= TEXTO =
++++

Se echaron al mar y cuando ya estaban cerca de la Isla Elefante, el motor del buque se averió. Una vez más, ¡la tercera consecutiva!, se vieron obligados a dar media vuelta. Mientras, en la isla, los veintidós supervivientes ya debían de estar haciéndose a la idea de que nunca nadie iría a buscarlos. Por fin, el gobierno chileno cedió un pequeño y manejable barco, el Yelcho, para la cuarta intentona de rescate. Shackleton embarcó por cuarta vez con rumbo a la isla Elefante, y después de tres meses de intentonas fallidas, consiguió tenerla a la vista.

El 30 de agosto de 1917, uno de los náufragos de Isla elefante anunció que veía una nave en la distancia. Sus compañeros, en el interior del campamento, ni siquiera pensaban que tal cosa fuera posible. Al oírlo, creyeron que los estaba llamando para comer. El primero tuvo que ir a buscarlos para convencerlos de que realmente había un barco en la distancia.

¡Un barco! Se apresuraron a encender una hoguera que llamase su atención, gastando en ello su último combustible. El buque fue aproximándose a la isla y cuando estaban lo bastante cerca como para verse y hablar a viva voz, Shackleton preguntó a gritos por el estado de sus hombres, que llevaban más de tres meses esperándole en aquel infecto pedazo de roca. “¡Todos vivos!”, le respondieron desde la isla. «¡Gracias a Dios!», dijo él.

Ernest Shackleton había fracasado en su expedición para atravesar la Antártida, pero se convirtió en un héroe internacional de primera magnitud. Su historia conmovió al público. No había desfallecido jamás hasta conseguir devolver a sus hombres al hogar. El apellido Shackleton se convirtió en sinónimo de compromiso, lealtad y esperanza.

Había demostrado que un verdadero líder no es únicamente aquel que da las órdenes, sino también quien más se esfuerza, quien come y duerme menos, quien trabaja más, quien se merienda sus temores mientras pone ante los demás la mejor cara posible.

Fue el primero en jugarse la vida cuando era necesario y el último en quejarse, el que siempre estaba dispuesto a un último sacrificio y un último esfuerzo, el más valiente de entre veintiocho hombres extraordinariamente valientes. Su grupo no se había desintegrado en la desesperación; no hubo motines, ni revueltas, ni guerras internas.

Shackleton no era un presidente, ni un político, ni un potentado, pero era el mayor líder que había conocido su época porque había vivido las mismas penurias que aquellos a quienes intentaba rescatar. Había compartido cada uno de los males de sus subordinados. Un ejemplo para aquella crisis, y para otras que hayan venido después.

++++

= ENTRADAS DE DATOS =
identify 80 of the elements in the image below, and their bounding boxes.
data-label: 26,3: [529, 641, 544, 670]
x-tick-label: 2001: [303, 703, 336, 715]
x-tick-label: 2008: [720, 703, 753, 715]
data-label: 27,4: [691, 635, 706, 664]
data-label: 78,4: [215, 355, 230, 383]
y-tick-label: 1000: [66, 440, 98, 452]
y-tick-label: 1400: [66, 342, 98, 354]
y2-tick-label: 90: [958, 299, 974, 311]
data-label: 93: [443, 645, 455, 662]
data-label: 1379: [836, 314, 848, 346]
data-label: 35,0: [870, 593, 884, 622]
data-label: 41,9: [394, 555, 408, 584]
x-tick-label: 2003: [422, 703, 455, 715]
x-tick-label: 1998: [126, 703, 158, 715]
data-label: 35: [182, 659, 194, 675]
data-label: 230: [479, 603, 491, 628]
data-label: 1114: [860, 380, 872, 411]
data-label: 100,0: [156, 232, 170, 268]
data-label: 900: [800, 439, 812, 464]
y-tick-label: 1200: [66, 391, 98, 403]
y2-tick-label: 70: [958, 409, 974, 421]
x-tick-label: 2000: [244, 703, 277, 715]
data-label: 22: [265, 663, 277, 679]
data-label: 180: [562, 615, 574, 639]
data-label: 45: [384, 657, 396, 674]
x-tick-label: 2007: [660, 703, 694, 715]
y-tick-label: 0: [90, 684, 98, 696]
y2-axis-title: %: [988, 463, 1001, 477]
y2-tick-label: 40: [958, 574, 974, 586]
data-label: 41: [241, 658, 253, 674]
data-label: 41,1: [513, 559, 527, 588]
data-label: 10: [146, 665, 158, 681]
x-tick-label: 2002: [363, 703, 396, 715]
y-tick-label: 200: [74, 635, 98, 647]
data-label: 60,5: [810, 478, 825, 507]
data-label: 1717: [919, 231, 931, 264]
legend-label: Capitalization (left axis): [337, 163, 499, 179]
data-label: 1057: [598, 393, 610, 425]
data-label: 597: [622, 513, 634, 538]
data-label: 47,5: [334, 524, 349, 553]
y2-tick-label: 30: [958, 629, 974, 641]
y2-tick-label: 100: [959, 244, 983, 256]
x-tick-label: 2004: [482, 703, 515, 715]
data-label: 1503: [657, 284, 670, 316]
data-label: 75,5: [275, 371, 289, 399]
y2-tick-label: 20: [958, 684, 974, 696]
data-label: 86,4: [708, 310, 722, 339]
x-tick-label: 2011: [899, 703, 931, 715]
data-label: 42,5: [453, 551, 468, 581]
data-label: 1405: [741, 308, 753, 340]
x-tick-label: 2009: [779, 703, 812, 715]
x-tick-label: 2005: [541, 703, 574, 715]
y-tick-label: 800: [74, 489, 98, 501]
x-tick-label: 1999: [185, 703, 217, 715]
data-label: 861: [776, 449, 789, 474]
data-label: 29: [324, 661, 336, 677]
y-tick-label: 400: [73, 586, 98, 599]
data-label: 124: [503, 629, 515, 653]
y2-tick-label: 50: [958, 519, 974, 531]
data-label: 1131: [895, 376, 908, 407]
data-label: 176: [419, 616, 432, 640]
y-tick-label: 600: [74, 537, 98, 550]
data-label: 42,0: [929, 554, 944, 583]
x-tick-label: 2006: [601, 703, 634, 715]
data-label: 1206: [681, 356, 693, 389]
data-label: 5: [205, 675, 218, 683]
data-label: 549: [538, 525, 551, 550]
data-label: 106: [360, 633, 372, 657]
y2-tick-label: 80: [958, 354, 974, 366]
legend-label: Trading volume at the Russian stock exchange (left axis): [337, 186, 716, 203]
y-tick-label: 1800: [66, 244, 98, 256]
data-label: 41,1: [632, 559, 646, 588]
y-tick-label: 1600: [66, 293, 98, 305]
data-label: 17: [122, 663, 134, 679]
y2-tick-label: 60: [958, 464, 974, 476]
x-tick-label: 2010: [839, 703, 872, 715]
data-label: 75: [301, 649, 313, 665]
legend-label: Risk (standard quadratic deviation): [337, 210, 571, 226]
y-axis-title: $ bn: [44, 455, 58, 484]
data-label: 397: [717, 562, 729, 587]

++++

= QUÉ HACER =
Continúa el texto sobre Shackleton y el rescate de sus hombres a partir de su última frase.

= RESPUESTA =
Cuatro años más tarde, convertido ya en una figura de leyenda, Ernest Shackleton se embarcó nuevamente hacia la Antártida, esta vez con el propósito más modesto de ayudar a cartografiar la costa. Falleció mientras navegaba por aquellas aguas heladas donde una vez se había perdido, al parecer por causa de un ataque al corazón.

Había muerto en el mismo escenario de su gran hazaña, que, esta sí, se convirtió en inmortal. Tenía cuarenta y siete años; su cuerpo fue enterrado en Georgia del Sur en una ceremonia modesta pero solemne. Veintisiete hombres le debían la vida, y el mundo entero le debía agradecimiento, pues qué sería de la raza humana sin ejemplos como el suyo.

Qué mejor colofón para esta historia que la fotografía (real, tomada por el fotógrafo de la expedición) del momento en que Shackleton partía en un bote salvavidas en busca de ayuda, mientras los suyos le despedían desde tierra, pensando que se hundiría en el océano y nunca más lo volverían a ver. Creían que ninguno de ellos regresaría vivo a casa. Pero volvieron.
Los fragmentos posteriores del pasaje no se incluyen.